▶ TASK TO CARRY OUT
Search the records that follow and extract every line containing the string "Treats".

▶ DATA TO EXAMINE

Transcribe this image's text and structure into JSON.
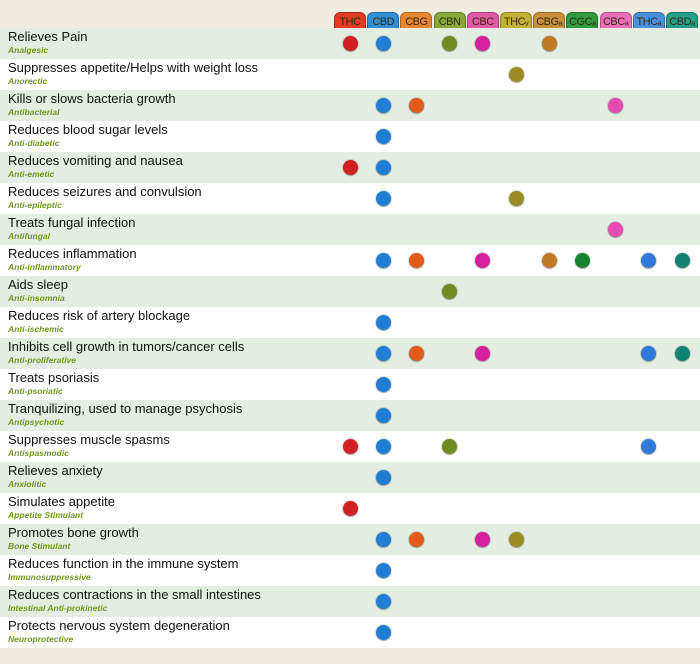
{
  "chart_data": {
    "type": "table",
    "compounds": [
      {
        "name": "THC",
        "header_color": "#e23b24",
        "dot_color": "#d21f22"
      },
      {
        "name": "CBD",
        "header_color": "#2f8fd6",
        "dot_color": "#1f7ed1"
      },
      {
        "name": "CBG",
        "header_color": "#e8862e",
        "dot_color": "#e15b1b"
      },
      {
        "name": "CBN",
        "header_color": "#86a83b",
        "dot_color": "#6f8c22"
      },
      {
        "name": "CBC",
        "header_color": "#e259a8",
        "dot_color": "#d6219e"
      },
      {
        "name": "THCᵥ",
        "header_color": "#c1b133",
        "dot_color": "#9a8b22"
      },
      {
        "name": "CBGₐ",
        "header_color": "#c98f3a",
        "dot_color": "#c07a23"
      },
      {
        "name": "CGCₐ",
        "header_color": "#2f9a3e",
        "dot_color": "#178331"
      },
      {
        "name": "CBCₐ",
        "header_color": "#ea6fb8",
        "dot_color": "#e54bb0"
      },
      {
        "name": "THCₐ",
        "header_color": "#4a8fdc",
        "dot_color": "#2f7ad8"
      },
      {
        "name": "CBDₐ",
        "header_color": "#239e8a",
        "dot_color": "#0f8273"
      }
    ],
    "rows": [
      {
        "label": "Relieves Pain",
        "sub": "Analgesic",
        "compounds": [
          "THC",
          "CBD",
          "CBN",
          "CBC",
          "CBGₐ"
        ]
      },
      {
        "label": "Suppresses appetite/Helps with weight loss",
        "sub": "Anorectic",
        "compounds": [
          "THCᵥ"
        ]
      },
      {
        "label": "Kills or slows bacteria growth",
        "sub": "Antibacterial",
        "compounds": [
          "CBD",
          "CBG",
          "CBCₐ"
        ]
      },
      {
        "label": "Reduces blood sugar levels",
        "sub": "Anti-diabetic",
        "compounds": [
          "CBD"
        ]
      },
      {
        "label": "Reduces vomiting and nausea",
        "sub": "Anti-emetic",
        "compounds": [
          "THC",
          "CBD"
        ]
      },
      {
        "label": "Reduces seizures and convulsion",
        "sub": "Anti-epileptic",
        "compounds": [
          "CBD",
          "THCᵥ"
        ]
      },
      {
        "label": "Treats fungal infection",
        "sub": "Antifungal",
        "compounds": [
          "CBCₐ"
        ]
      },
      {
        "label": "Reduces inflammation",
        "sub": "Anti-inflammatory",
        "compounds": [
          "CBD",
          "CBG",
          "CBC",
          "CBGₐ",
          "CGCₐ",
          "THCₐ",
          "CBDₐ"
        ]
      },
      {
        "label": "Aids sleep",
        "sub": "Anti-insomnia",
        "compounds": [
          "CBN"
        ]
      },
      {
        "label": "Reduces risk of artery blockage",
        "sub": "Anti-ischemic",
        "compounds": [
          "CBD"
        ]
      },
      {
        "label": "Inhibits cell growth in tumors/cancer cells",
        "sub": "Anti-proliferative",
        "compounds": [
          "CBD",
          "CBG",
          "CBC",
          "THCₐ",
          "CBDₐ"
        ]
      },
      {
        "label": "Treats psoriasis",
        "sub": "Anti-psoriatic",
        "compounds": [
          "CBD"
        ]
      },
      {
        "label": "Tranquilizing, used to manage psychosis",
        "sub": "Antipsychotic",
        "compounds": [
          "CBD"
        ]
      },
      {
        "label": "Suppresses muscle spasms",
        "sub": "Antispasmodic",
        "compounds": [
          "THC",
          "CBD",
          "CBN",
          "THCₐ"
        ]
      },
      {
        "label": "Relieves anxiety",
        "sub": "Anxiolitic",
        "compounds": [
          "CBD"
        ]
      },
      {
        "label": "Simulates appetite",
        "sub": "Appetite Stimulant",
        "compounds": [
          "THC"
        ]
      },
      {
        "label": "Promotes bone growth",
        "sub": "Bone Stimulant",
        "compounds": [
          "CBD",
          "CBG",
          "CBC",
          "THCᵥ"
        ]
      },
      {
        "label": "Reduces function in the immune system",
        "sub": "Immunosuppressive",
        "compounds": [
          "CBD"
        ]
      },
      {
        "label": "Reduces contractions in the small intestines",
        "sub": "Intestinal Anti-prokinetic",
        "compounds": [
          "CBD"
        ]
      },
      {
        "label": "Protects nervous system degeneration",
        "sub": "Neuroprotective",
        "compounds": [
          "CBD"
        ]
      }
    ]
  }
}
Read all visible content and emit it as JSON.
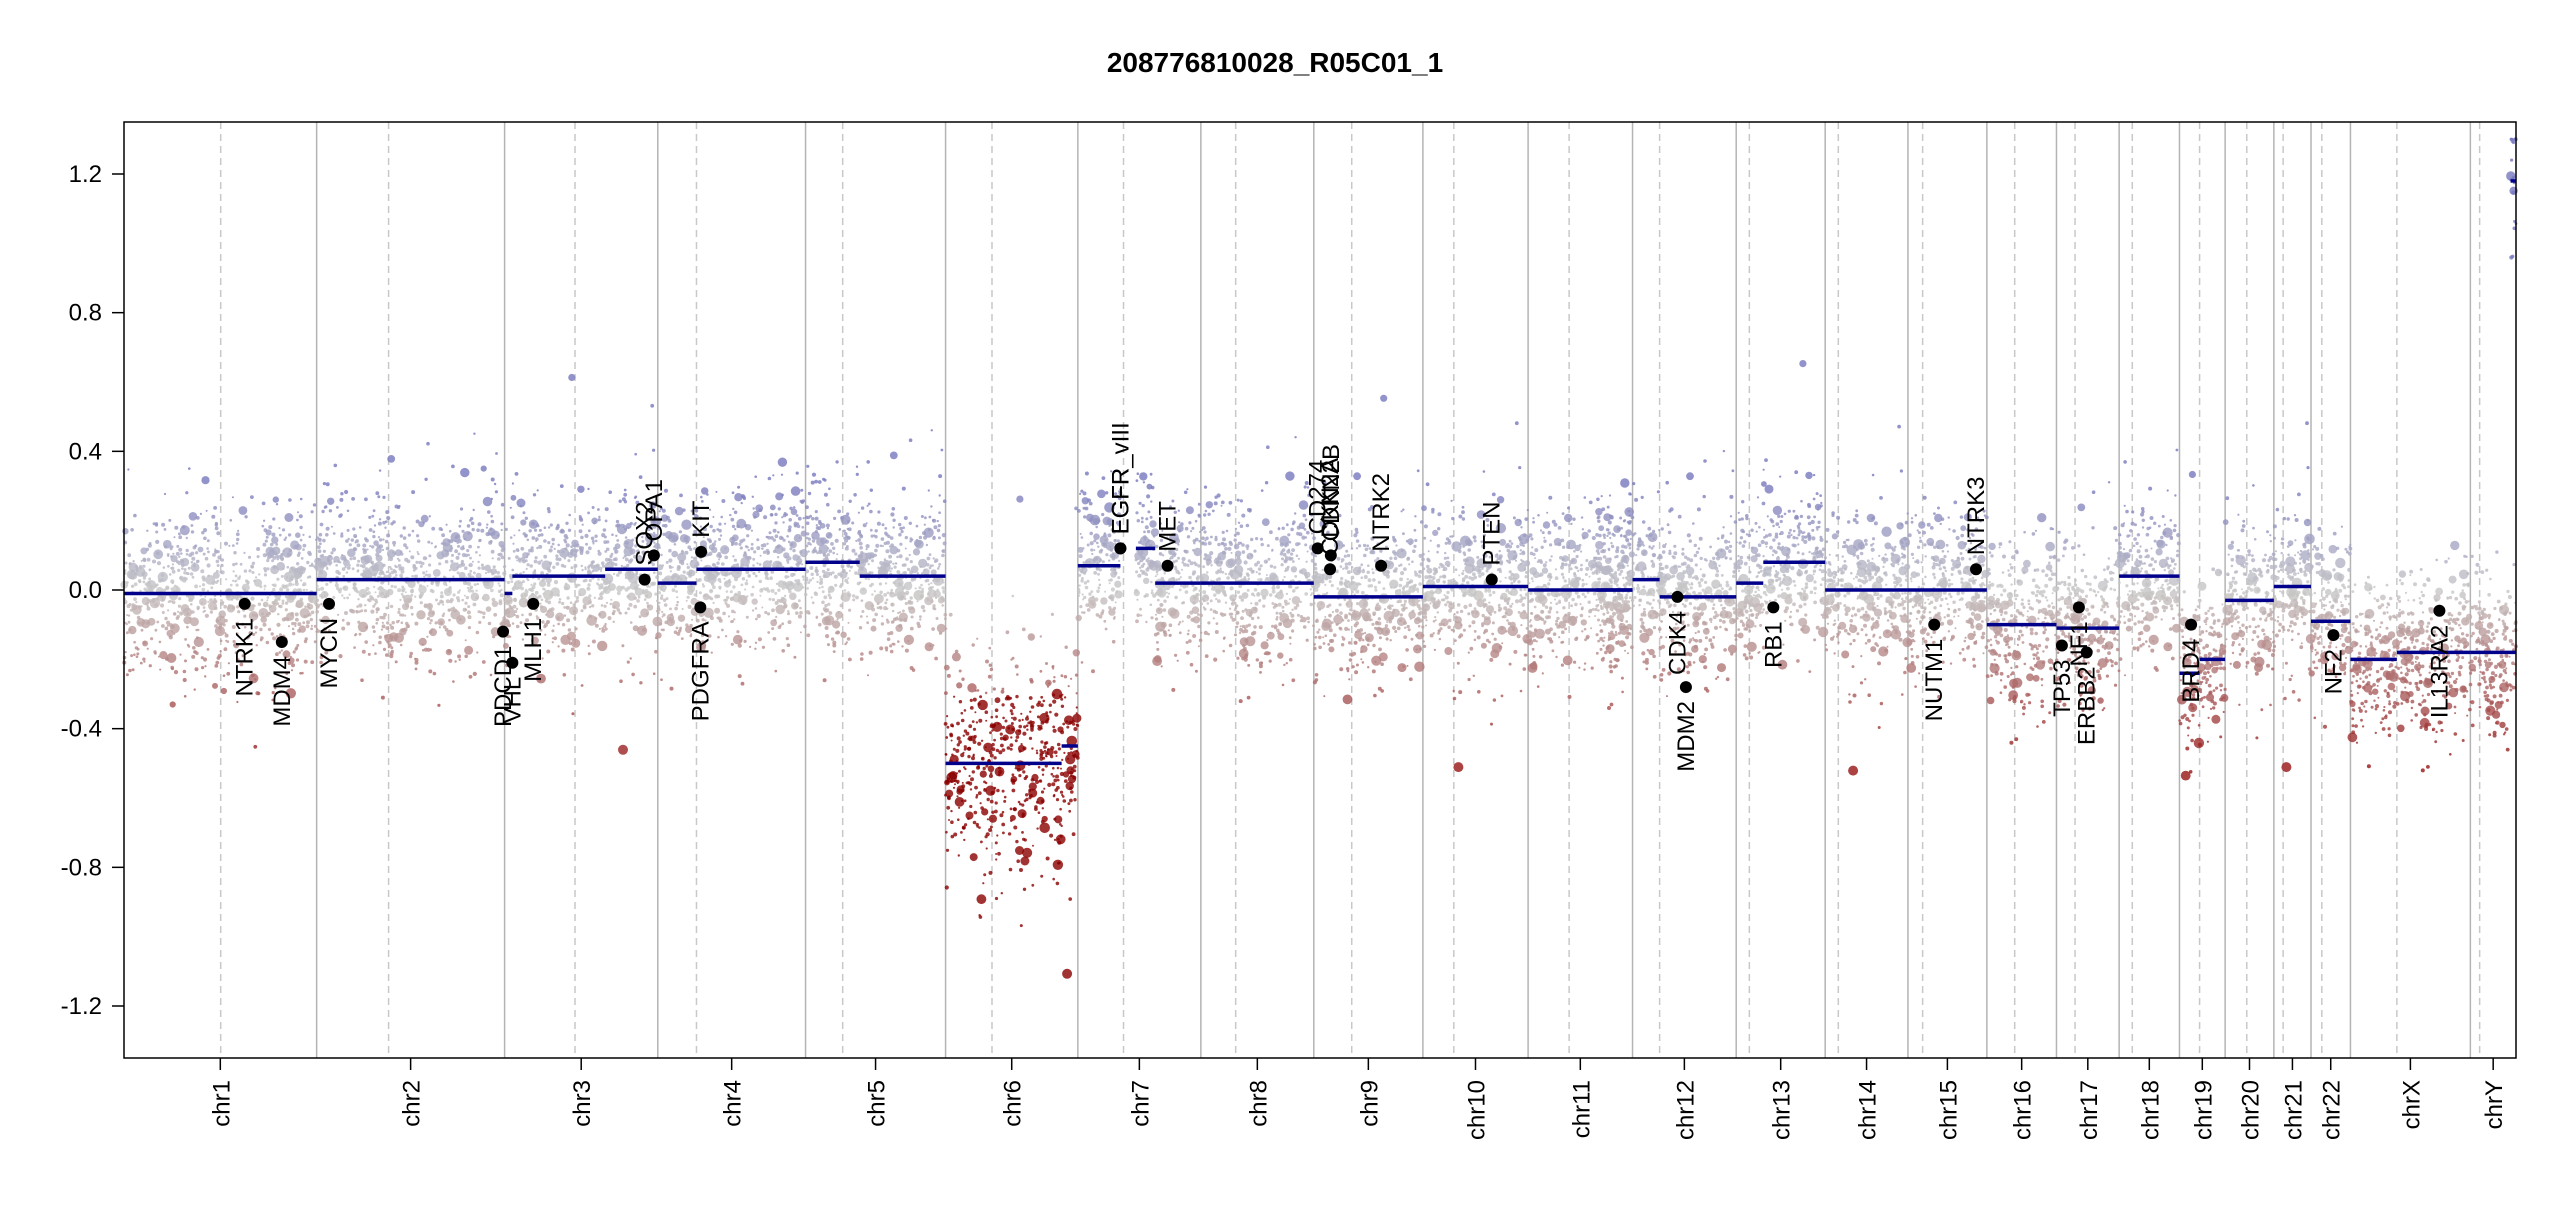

▶ PROBLEM SOLUTION
        "label": "Treats fungal infection",
        "label": "Treats psoriasis",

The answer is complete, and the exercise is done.